Copy out each line containing "JSON" from the entries below.

** start of Dataset rows **

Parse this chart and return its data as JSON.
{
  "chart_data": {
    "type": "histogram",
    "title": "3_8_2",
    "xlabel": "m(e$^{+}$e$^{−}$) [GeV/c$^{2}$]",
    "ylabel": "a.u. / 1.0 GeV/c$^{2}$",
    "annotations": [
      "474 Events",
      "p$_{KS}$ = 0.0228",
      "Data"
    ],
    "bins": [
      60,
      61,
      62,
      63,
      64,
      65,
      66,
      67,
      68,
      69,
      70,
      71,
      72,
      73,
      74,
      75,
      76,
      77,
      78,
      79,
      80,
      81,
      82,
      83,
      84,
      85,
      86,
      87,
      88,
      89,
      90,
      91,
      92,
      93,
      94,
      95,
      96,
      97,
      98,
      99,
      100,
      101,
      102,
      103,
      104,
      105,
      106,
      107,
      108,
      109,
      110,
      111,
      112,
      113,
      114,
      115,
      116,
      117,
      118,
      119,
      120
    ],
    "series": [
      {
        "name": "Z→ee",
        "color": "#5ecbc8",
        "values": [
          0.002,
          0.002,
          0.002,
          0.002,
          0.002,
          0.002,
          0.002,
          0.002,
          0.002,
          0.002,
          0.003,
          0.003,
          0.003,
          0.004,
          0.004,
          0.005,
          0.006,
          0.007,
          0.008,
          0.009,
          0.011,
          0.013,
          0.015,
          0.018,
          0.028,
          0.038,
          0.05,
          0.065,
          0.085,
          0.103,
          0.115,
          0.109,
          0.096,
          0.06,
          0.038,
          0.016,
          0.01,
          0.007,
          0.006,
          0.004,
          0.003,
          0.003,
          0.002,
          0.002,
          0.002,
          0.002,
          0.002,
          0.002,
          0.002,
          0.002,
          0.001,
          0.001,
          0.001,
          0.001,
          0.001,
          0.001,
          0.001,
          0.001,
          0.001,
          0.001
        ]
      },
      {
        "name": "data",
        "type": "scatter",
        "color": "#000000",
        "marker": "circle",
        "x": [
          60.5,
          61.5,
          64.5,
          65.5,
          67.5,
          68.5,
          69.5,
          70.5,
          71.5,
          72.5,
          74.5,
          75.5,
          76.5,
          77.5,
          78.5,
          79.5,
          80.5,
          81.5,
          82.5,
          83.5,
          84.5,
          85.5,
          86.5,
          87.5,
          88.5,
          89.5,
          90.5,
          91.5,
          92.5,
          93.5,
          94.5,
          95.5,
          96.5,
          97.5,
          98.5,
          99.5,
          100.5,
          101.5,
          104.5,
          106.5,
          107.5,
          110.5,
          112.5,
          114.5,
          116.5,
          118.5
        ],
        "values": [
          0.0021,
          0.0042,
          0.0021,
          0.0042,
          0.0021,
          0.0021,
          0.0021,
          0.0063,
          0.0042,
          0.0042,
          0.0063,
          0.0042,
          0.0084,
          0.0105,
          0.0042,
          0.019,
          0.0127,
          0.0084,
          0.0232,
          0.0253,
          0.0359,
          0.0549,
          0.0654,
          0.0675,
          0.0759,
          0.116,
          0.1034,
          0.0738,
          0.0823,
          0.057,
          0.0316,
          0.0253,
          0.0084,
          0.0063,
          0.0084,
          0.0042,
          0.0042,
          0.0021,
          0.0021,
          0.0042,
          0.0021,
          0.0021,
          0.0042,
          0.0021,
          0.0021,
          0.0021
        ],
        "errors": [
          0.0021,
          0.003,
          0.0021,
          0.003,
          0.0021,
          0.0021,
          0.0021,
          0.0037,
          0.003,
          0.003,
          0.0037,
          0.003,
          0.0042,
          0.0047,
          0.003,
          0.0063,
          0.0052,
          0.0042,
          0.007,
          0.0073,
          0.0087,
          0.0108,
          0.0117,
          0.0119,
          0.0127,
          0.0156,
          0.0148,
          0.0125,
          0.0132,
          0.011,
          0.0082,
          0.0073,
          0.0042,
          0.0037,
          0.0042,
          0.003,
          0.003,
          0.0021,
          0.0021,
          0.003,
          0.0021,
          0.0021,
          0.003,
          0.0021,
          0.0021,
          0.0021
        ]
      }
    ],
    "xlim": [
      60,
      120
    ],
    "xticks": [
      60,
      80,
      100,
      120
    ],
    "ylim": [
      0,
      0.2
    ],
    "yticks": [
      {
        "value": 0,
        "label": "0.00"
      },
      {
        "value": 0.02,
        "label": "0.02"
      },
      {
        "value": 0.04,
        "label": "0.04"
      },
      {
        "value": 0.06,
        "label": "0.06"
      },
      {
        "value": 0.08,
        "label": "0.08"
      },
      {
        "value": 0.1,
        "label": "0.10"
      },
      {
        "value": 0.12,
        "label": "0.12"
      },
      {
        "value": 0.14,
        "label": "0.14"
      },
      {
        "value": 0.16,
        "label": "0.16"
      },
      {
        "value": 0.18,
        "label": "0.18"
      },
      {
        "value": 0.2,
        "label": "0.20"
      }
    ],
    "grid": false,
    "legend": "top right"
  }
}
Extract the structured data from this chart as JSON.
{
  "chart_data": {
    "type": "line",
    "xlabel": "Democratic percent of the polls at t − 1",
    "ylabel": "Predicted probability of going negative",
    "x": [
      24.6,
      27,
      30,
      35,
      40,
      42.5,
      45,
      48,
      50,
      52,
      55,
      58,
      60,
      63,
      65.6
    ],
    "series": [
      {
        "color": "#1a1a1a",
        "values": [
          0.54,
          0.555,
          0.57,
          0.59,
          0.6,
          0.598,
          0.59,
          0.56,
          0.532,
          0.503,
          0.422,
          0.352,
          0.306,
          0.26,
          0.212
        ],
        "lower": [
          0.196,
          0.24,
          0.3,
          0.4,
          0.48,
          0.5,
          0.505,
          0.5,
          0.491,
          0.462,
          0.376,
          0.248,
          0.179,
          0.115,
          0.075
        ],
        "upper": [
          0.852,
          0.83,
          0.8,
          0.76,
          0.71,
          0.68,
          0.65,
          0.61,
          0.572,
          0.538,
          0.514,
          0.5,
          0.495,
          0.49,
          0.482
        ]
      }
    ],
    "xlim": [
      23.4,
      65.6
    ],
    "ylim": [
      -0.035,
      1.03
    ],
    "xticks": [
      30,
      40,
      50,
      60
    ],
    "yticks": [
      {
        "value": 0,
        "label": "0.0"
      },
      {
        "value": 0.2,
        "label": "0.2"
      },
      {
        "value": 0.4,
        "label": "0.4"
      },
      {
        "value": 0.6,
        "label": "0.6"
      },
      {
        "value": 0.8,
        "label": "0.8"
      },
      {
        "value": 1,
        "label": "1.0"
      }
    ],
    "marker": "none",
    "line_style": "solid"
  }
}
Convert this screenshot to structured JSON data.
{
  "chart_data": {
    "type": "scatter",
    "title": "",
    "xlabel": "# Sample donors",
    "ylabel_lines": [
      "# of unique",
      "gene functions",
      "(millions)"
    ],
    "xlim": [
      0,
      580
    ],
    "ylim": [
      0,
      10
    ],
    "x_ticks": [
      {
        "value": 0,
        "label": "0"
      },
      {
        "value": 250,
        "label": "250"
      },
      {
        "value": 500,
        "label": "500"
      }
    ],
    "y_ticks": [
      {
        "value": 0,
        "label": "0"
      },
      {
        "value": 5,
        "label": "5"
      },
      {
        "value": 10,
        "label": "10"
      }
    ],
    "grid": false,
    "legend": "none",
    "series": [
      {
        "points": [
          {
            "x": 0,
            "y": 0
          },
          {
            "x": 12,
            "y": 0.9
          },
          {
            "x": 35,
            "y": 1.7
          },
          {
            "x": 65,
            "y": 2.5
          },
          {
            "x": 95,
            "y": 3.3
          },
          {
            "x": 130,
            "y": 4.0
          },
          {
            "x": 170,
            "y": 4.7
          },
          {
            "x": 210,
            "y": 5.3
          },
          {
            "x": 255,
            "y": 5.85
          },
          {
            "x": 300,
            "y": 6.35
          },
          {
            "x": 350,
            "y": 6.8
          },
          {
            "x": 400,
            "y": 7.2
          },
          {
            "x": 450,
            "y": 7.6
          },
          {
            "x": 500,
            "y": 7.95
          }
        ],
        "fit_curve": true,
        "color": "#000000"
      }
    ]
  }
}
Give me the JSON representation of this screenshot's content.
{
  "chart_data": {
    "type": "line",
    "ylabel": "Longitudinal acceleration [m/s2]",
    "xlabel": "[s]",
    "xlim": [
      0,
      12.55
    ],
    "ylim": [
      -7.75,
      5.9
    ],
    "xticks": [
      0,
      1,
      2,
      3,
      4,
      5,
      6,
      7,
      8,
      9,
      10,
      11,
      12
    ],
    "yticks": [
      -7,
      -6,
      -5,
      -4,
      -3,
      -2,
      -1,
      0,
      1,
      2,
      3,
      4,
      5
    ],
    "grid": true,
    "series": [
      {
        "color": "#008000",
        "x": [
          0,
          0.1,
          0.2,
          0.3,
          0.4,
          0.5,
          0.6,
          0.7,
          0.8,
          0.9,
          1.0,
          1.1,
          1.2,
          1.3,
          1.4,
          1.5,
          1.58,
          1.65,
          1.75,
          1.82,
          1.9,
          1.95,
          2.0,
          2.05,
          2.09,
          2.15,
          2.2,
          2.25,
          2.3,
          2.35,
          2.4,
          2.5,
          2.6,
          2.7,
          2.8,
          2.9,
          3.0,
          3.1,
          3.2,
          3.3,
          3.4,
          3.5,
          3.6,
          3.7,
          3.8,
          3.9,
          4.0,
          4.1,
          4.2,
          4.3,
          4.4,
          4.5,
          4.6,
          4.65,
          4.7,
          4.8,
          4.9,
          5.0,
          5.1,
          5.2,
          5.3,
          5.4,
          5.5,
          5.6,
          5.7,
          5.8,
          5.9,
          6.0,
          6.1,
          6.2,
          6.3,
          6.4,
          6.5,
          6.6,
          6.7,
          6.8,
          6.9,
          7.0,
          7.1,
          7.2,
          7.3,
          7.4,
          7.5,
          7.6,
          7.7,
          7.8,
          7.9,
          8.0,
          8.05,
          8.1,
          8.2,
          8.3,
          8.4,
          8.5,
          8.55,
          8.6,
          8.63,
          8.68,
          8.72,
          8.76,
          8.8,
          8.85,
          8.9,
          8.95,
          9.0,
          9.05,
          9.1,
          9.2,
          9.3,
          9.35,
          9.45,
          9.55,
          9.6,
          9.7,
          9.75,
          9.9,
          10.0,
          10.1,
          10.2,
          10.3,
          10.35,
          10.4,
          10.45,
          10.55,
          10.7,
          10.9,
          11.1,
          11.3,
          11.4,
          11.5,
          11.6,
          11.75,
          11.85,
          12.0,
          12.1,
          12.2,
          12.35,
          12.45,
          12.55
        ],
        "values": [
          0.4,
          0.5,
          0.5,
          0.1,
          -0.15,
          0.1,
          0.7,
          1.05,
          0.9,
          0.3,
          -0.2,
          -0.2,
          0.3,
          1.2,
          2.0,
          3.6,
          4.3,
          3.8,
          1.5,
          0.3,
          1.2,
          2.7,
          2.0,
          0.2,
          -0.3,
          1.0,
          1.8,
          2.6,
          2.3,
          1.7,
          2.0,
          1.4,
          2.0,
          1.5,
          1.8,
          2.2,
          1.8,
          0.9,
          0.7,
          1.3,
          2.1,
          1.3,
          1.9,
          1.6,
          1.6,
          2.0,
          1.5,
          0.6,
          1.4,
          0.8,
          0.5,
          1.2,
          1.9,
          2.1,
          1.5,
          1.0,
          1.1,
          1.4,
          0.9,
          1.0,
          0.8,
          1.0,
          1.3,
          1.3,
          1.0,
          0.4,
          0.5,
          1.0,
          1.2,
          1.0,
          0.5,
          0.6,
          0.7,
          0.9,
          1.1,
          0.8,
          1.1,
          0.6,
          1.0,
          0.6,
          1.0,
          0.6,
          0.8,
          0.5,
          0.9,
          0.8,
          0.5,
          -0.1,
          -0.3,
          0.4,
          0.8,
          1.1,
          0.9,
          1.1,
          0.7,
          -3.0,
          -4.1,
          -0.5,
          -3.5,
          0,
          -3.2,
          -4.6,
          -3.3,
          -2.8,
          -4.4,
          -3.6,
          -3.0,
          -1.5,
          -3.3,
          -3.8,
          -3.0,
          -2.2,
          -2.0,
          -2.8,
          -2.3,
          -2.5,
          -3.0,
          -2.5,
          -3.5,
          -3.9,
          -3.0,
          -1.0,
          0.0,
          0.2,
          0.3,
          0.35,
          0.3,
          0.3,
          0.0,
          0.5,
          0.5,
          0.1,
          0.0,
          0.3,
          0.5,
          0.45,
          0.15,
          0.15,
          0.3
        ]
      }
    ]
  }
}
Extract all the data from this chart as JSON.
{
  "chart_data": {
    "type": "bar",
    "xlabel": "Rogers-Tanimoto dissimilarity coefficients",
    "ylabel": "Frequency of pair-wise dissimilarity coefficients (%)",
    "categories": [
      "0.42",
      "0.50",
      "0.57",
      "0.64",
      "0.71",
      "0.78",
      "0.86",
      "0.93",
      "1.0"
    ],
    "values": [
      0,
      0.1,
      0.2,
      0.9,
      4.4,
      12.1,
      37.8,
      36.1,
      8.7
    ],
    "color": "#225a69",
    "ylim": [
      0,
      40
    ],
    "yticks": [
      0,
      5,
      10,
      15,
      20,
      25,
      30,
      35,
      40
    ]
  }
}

** end of Dataset rows **

■ Correct response:
Parse this chart and return its data as JSON.
Extract the structured data from this chart as JSON.
Convert this screenshot to structured JSON data.
Give me the JSON representation of this screenshot's content.
Extract all the data from this chart as JSON.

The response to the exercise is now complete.